* _Raw data_:

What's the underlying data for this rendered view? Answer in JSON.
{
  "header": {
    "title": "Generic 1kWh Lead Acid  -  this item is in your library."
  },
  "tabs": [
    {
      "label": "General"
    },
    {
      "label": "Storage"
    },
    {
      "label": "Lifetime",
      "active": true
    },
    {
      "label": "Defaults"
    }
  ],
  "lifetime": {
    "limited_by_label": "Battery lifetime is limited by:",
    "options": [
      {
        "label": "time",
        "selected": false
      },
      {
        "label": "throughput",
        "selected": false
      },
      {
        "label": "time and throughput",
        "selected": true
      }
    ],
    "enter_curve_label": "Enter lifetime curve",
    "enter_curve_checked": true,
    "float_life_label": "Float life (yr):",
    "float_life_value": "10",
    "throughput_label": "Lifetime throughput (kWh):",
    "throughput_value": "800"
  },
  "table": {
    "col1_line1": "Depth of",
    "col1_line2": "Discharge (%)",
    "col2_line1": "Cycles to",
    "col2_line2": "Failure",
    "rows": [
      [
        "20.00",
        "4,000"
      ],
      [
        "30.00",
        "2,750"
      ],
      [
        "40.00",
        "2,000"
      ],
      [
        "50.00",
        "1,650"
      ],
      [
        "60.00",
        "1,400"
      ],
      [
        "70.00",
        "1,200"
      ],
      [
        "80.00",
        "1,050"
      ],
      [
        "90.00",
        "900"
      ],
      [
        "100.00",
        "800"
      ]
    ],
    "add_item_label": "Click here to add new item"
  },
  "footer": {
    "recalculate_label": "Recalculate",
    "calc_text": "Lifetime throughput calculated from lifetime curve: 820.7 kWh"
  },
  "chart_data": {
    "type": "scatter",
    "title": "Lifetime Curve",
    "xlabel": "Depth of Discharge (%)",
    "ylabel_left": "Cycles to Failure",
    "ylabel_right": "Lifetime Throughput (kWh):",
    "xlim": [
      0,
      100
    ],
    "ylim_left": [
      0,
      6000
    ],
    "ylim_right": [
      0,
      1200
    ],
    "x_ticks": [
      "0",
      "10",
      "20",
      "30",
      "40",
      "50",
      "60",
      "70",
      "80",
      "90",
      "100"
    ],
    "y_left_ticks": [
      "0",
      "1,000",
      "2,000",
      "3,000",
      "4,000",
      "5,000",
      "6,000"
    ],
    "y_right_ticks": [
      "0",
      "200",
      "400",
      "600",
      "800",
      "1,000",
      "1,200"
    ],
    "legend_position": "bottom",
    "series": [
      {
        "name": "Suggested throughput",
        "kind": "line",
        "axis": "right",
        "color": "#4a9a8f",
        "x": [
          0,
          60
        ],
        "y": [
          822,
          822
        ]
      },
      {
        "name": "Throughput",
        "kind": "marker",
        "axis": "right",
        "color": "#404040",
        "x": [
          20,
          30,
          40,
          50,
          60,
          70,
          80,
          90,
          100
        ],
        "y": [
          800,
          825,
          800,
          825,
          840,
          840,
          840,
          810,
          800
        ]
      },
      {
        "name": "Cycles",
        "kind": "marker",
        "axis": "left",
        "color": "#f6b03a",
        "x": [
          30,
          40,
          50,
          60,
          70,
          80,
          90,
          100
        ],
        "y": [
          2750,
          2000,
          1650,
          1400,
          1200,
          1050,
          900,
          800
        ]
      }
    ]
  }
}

* _Exercise_: Copy each line of the data exactly, leaving nothing out.

* _Task response_:
What's the underlying data for this rendered view? Answer in JSON.
{
  "header": {
    "title": "Generic 1kWh Lead Acid  -  this item is in your library."
  },
  "tabs": [
    {
      "label": "General"
    },
    {
      "label": "Storage"
    },
    {
      "label": "Lifetime",
      "active": true
    },
    {
      "label": "Defaults"
    }
  ],
  "lifetime": {
    "limited_by_label": "Battery lifetime is limited by:",
    "options": [
      {
        "label": "time",
        "selected": false
      },
      {
        "label": "throughput",
        "selected": false
      },
      {
        "label": "time and throughput",
        "selected": true
      }
    ],
    "enter_curve_label": "Enter lifetime curve",
    "enter_curve_checked": true,
    "float_life_label": "Float life (yr):",
    "float_life_value": "10",
    "throughput_label": "Lifetime throughput (kWh):",
    "throughput_value": "800"
  },
  "table": {
    "col1_line1": "Depth of",
    "col1_line2": "Discharge (%)",
    "col2_line1": "Cycles to",
    "col2_line2": "Failure",
    "rows": [
      [
        "20.00",
        "4,000"
      ],
      [
        "30.00",
        "2,750"
      ],
      [
        "40.00",
        "2,000"
      ],
      [
        "50.00",
        "1,650"
      ],
      [
        "60.00",
        "1,400"
      ],
      [
        "70.00",
        "1,200"
      ],
      [
        "80.00",
        "1,050"
      ],
      [
        "90.00",
        "900"
      ],
      [
        "100.00",
        "800"
      ]
    ],
    "add_item_label": "Click here to add new item"
  },
  "footer": {
    "recalculate_label": "Recalculate",
    "calc_text": "Lifetime throughput calculated from lifetime curve: 820.7 kWh"
  },
  "chart_data": {
    "type": "scatter",
    "title": "Lifetime Curve",
    "xlabel": "Depth of Discharge (%)",
    "ylabel_left": "Cycles to Failure",
    "ylabel_right": "Lifetime Throughput (kWh):",
    "xlim": [
      0,
      100
    ],
    "ylim_left": [
      0,
      6000
    ],
    "ylim_right": [
      0,
      1200
    ],
    "x_ticks": [
      "0",
      "10",
      "20",
      "30",
      "40",
      "50",
      "60",
      "70",
      "80",
      "90",
      "100"
    ],
    "y_left_ticks": [
      "0",
      "1,000",
      "2,000",
      "3,000",
      "4,000",
      "5,000",
      "6,000"
    ],
    "y_right_ticks": [
      "0",
      "200",
      "400",
      "600",
      "800",
      "1,000",
      "1,200"
    ],
    "legend_position": "bottom",
    "series": [
      {
        "name": "Suggested throughput",
        "kind": "line",
        "axis": "right",
        "color": "#4a9a8f",
        "x": [
          0,
          60
        ],
        "y": [
          822,
          822
        ]
      },
      {
        "name": "Throughput",
        "kind": "marker",
        "axis": "right",
        "color": "#404040",
        "x": [
          20,
          30,
          40,
          50,
          60,
          70,
          80,
          90,
          100
        ],
        "y": [
          800,
          825,
          800,
          825,
          840,
          840,
          840,
          810,
          800
        ]
      },
      {
        "name": "Cycles",
        "kind": "marker",
        "axis": "left",
        "color": "#f6b03a",
        "x": [
          30,
          40,
          50,
          60,
          70,
          80,
          90,
          100
        ],
        "y": [
          2750,
          2000,
          1650,
          1400,
          1200,
          1050,
          900,
          800
        ]
      }
    ]
  }
}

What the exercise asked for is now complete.